> [SUPPLIED MATERIAL]:
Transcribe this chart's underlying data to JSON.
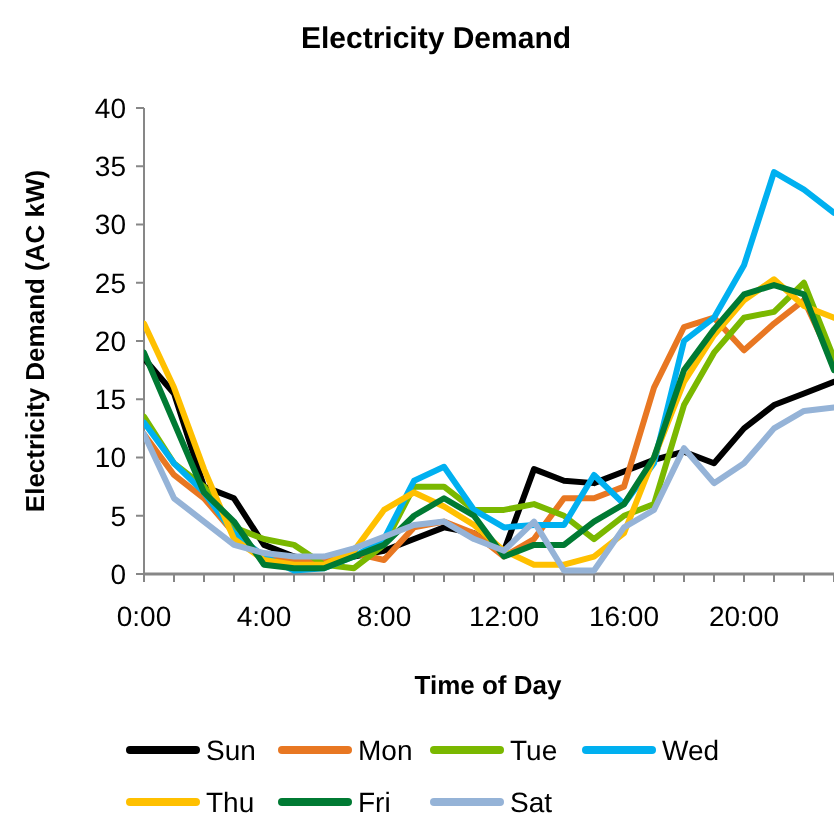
{
  "chart_data": {
    "type": "line",
    "title": "Electricity Demand",
    "xlabel": "Time of Day",
    "ylabel": "Electricity Demand (AC kW)",
    "x": [
      0,
      1,
      2,
      3,
      4,
      5,
      6,
      7,
      8,
      9,
      10,
      11,
      12,
      13,
      14,
      15,
      16,
      17,
      18,
      19,
      20,
      21,
      22,
      23
    ],
    "xlim": [
      0,
      23
    ],
    "xticks": [
      {
        "value": 0,
        "label": "0:00"
      },
      {
        "value": 1,
        "label": null
      },
      {
        "value": 2,
        "label": null
      },
      {
        "value": 3,
        "label": null
      },
      {
        "value": 4,
        "label": "4:00"
      },
      {
        "value": 5,
        "label": null
      },
      {
        "value": 6,
        "label": null
      },
      {
        "value": 7,
        "label": null
      },
      {
        "value": 8,
        "label": "8:00"
      },
      {
        "value": 9,
        "label": null
      },
      {
        "value": 10,
        "label": null
      },
      {
        "value": 11,
        "label": null
      },
      {
        "value": 12,
        "label": "12:00"
      },
      {
        "value": 13,
        "label": null
      },
      {
        "value": 14,
        "label": null
      },
      {
        "value": 15,
        "label": null
      },
      {
        "value": 16,
        "label": "16:00"
      },
      {
        "value": 17,
        "label": null
      },
      {
        "value": 18,
        "label": null
      },
      {
        "value": 19,
        "label": null
      },
      {
        "value": 20,
        "label": "20:00"
      },
      {
        "value": 21,
        "label": null
      },
      {
        "value": 22,
        "label": null
      },
      {
        "value": 23,
        "label": null
      }
    ],
    "ylim": [
      0,
      40
    ],
    "yticks": [
      0,
      5,
      10,
      15,
      20,
      25,
      30,
      35,
      40
    ],
    "grid": false,
    "legend": "bottom",
    "marker": "none",
    "line_style": "solid",
    "series": [
      {
        "name": "Sun",
        "color": "#000000",
        "values": [
          18.5,
          15.5,
          7.5,
          6.5,
          2.5,
          1.5,
          1,
          1.5,
          2,
          3,
          4,
          3.5,
          2,
          9,
          8,
          7.8,
          8.8,
          9.8,
          10.5,
          9.5,
          12.5,
          14.5,
          15.5,
          16.5
        ]
      },
      {
        "name": "Mon",
        "color": "#e87722",
        "values": [
          12,
          8.5,
          6.5,
          3.5,
          1.5,
          1.2,
          1.2,
          1.8,
          1.2,
          4,
          4.5,
          3.5,
          1.5,
          3,
          6.5,
          6.5,
          7.5,
          16,
          21.2,
          22,
          19.2,
          21.5,
          23.5,
          18
        ]
      },
      {
        "name": "Tue",
        "color": "#7ab800",
        "values": [
          13.5,
          9.5,
          7.5,
          4,
          3,
          2.5,
          0.8,
          0.5,
          2.5,
          7.5,
          7.5,
          5.5,
          5.5,
          6,
          5,
          3,
          5,
          6,
          14.5,
          19,
          22,
          22.5,
          25,
          18.5
        ]
      },
      {
        "name": "Wed",
        "color": "#00b0f0",
        "values": [
          13,
          9.5,
          7,
          3.5,
          1.5,
          0.3,
          0.5,
          1.5,
          3,
          8,
          9.2,
          5.5,
          4,
          4.2,
          4.2,
          8.5,
          6,
          9.5,
          20,
          22,
          26.5,
          34.5,
          33,
          31
        ]
      },
      {
        "name": "Thu",
        "color": "#ffc000",
        "values": [
          21.5,
          16,
          9,
          3,
          1.2,
          0.8,
          0.8,
          2,
          5.5,
          7,
          5.8,
          4.2,
          2,
          0.8,
          0.8,
          1.5,
          3.5,
          10,
          16.5,
          20.5,
          23.5,
          25.3,
          23,
          22
        ]
      },
      {
        "name": "Fri",
        "color": "#007a33",
        "values": [
          19,
          13,
          7,
          4.5,
          0.8,
          0.5,
          0.5,
          1.5,
          2.5,
          5,
          6.5,
          5,
          1.5,
          2.5,
          2.5,
          4.5,
          6,
          10,
          17.5,
          21,
          24,
          24.8,
          24,
          17.5
        ]
      },
      {
        "name": "Sat",
        "color": "#95b3d7",
        "values": [
          12,
          6.5,
          4.5,
          2.5,
          1.8,
          1.5,
          1.5,
          2.2,
          3.2,
          4.2,
          4.5,
          3,
          2,
          4.5,
          0.3,
          0.3,
          4,
          5.5,
          10.8,
          7.8,
          9.5,
          12.5,
          14,
          14.3
        ]
      }
    ]
  }
}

> [WRITTEN PROBLEM]: Write out all the records again, exactly, minus any pictures.

> [CORRECT OUTPUT]:
Transcribe this chart's underlying data to JSON.
{
  "chart_data": {
    "type": "line",
    "title": "Electricity Demand",
    "xlabel": "Time of Day",
    "ylabel": "Electricity Demand (AC kW)",
    "x": [
      0,
      1,
      2,
      3,
      4,
      5,
      6,
      7,
      8,
      9,
      10,
      11,
      12,
      13,
      14,
      15,
      16,
      17,
      18,
      19,
      20,
      21,
      22,
      23
    ],
    "xlim": [
      0,
      23
    ],
    "xticks": [
      {
        "value": 0,
        "label": "0:00"
      },
      {
        "value": 1,
        "label": null
      },
      {
        "value": 2,
        "label": null
      },
      {
        "value": 3,
        "label": null
      },
      {
        "value": 4,
        "label": "4:00"
      },
      {
        "value": 5,
        "label": null
      },
      {
        "value": 6,
        "label": null
      },
      {
        "value": 7,
        "label": null
      },
      {
        "value": 8,
        "label": "8:00"
      },
      {
        "value": 9,
        "label": null
      },
      {
        "value": 10,
        "label": null
      },
      {
        "value": 11,
        "label": null
      },
      {
        "value": 12,
        "label": "12:00"
      },
      {
        "value": 13,
        "label": null
      },
      {
        "value": 14,
        "label": null
      },
      {
        "value": 15,
        "label": null
      },
      {
        "value": 16,
        "label": "16:00"
      },
      {
        "value": 17,
        "label": null
      },
      {
        "value": 18,
        "label": null
      },
      {
        "value": 19,
        "label": null
      },
      {
        "value": 20,
        "label": "20:00"
      },
      {
        "value": 21,
        "label": null
      },
      {
        "value": 22,
        "label": null
      },
      {
        "value": 23,
        "label": null
      }
    ],
    "ylim": [
      0,
      40
    ],
    "yticks": [
      0,
      5,
      10,
      15,
      20,
      25,
      30,
      35,
      40
    ],
    "grid": false,
    "legend": "bottom",
    "marker": "none",
    "line_style": "solid",
    "series": [
      {
        "name": "Sun",
        "color": "#000000",
        "values": [
          18.5,
          15.5,
          7.5,
          6.5,
          2.5,
          1.5,
          1,
          1.5,
          2,
          3,
          4,
          3.5,
          2,
          9,
          8,
          7.8,
          8.8,
          9.8,
          10.5,
          9.5,
          12.5,
          14.5,
          15.5,
          16.5
        ]
      },
      {
        "name": "Mon",
        "color": "#e87722",
        "values": [
          12,
          8.5,
          6.5,
          3.5,
          1.5,
          1.2,
          1.2,
          1.8,
          1.2,
          4,
          4.5,
          3.5,
          1.5,
          3,
          6.5,
          6.5,
          7.5,
          16,
          21.2,
          22,
          19.2,
          21.5,
          23.5,
          18
        ]
      },
      {
        "name": "Tue",
        "color": "#7ab800",
        "values": [
          13.5,
          9.5,
          7.5,
          4,
          3,
          2.5,
          0.8,
          0.5,
          2.5,
          7.5,
          7.5,
          5.5,
          5.5,
          6,
          5,
          3,
          5,
          6,
          14.5,
          19,
          22,
          22.5,
          25,
          18.5
        ]
      },
      {
        "name": "Wed",
        "color": "#00b0f0",
        "values": [
          13,
          9.5,
          7,
          3.5,
          1.5,
          0.3,
          0.5,
          1.5,
          3,
          8,
          9.2,
          5.5,
          4,
          4.2,
          4.2,
          8.5,
          6,
          9.5,
          20,
          22,
          26.5,
          34.5,
          33,
          31
        ]
      },
      {
        "name": "Thu",
        "color": "#ffc000",
        "values": [
          21.5,
          16,
          9,
          3,
          1.2,
          0.8,
          0.8,
          2,
          5.5,
          7,
          5.8,
          4.2,
          2,
          0.8,
          0.8,
          1.5,
          3.5,
          10,
          16.5,
          20.5,
          23.5,
          25.3,
          23,
          22
        ]
      },
      {
        "name": "Fri",
        "color": "#007a33",
        "values": [
          19,
          13,
          7,
          4.5,
          0.8,
          0.5,
          0.5,
          1.5,
          2.5,
          5,
          6.5,
          5,
          1.5,
          2.5,
          2.5,
          4.5,
          6,
          10,
          17.5,
          21,
          24,
          24.8,
          24,
          17.5
        ]
      },
      {
        "name": "Sat",
        "color": "#95b3d7",
        "values": [
          12,
          6.5,
          4.5,
          2.5,
          1.8,
          1.5,
          1.5,
          2.2,
          3.2,
          4.2,
          4.5,
          3,
          2,
          4.5,
          0.3,
          0.3,
          4,
          5.5,
          10.8,
          7.8,
          9.5,
          12.5,
          14,
          14.3
        ]
      }
    ]
  }
}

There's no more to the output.